WRITTEN TASK:
Identify, in the records below, every line where the string "JSON" appears, and copy each such line.

[Rows from a figure dataset]
※
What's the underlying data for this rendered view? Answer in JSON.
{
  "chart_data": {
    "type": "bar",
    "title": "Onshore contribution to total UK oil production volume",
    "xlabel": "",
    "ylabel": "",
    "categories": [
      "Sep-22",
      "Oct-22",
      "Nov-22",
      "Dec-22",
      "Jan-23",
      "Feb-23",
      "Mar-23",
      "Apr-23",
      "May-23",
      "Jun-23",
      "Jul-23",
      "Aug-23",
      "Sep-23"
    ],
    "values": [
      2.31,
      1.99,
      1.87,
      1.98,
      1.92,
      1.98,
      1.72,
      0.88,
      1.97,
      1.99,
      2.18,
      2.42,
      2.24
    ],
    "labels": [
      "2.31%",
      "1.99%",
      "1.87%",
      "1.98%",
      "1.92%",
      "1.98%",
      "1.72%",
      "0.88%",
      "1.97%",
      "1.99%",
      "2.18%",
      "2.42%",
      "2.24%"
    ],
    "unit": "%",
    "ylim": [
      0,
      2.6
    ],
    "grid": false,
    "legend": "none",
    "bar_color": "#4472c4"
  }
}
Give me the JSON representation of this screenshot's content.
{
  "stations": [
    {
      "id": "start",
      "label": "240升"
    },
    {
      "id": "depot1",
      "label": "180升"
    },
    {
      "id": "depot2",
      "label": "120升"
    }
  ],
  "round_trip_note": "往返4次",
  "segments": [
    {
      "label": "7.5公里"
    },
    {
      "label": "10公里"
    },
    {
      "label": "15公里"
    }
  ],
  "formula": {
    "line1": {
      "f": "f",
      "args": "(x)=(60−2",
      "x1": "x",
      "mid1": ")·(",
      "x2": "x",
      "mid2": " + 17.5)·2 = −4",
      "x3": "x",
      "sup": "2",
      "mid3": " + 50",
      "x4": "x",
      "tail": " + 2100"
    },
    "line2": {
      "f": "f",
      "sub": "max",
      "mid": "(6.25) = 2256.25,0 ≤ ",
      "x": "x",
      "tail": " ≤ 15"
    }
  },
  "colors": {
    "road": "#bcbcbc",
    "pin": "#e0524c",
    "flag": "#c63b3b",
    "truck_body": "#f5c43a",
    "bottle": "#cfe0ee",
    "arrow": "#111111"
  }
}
※
REPLY TO THE EXERCISE:
What's the underlying data for this rendered view? Answer in JSON.
Give me the JSON representation of this screenshot's content.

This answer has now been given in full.